STATED PROBLEM
Answer with nothing but a number: how many lines include the word "Kylie"?

....

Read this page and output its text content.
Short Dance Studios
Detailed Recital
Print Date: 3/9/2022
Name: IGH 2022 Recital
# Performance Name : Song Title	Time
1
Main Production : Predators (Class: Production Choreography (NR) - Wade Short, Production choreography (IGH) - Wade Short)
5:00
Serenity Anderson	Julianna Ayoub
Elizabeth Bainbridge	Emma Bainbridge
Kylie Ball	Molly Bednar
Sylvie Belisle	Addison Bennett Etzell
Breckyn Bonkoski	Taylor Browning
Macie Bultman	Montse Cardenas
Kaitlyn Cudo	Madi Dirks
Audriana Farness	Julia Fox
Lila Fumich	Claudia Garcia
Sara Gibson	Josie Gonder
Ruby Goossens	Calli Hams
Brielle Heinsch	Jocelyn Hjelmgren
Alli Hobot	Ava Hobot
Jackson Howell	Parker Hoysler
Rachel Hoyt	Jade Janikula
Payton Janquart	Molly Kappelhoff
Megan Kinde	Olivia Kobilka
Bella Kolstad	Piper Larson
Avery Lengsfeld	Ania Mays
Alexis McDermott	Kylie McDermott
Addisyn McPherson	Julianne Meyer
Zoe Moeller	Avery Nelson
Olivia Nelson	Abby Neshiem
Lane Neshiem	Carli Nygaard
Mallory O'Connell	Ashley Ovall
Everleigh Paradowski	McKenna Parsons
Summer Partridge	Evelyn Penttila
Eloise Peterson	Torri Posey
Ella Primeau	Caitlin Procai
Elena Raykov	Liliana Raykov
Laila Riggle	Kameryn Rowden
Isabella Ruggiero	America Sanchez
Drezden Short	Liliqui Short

....

FULL SOLUTION
2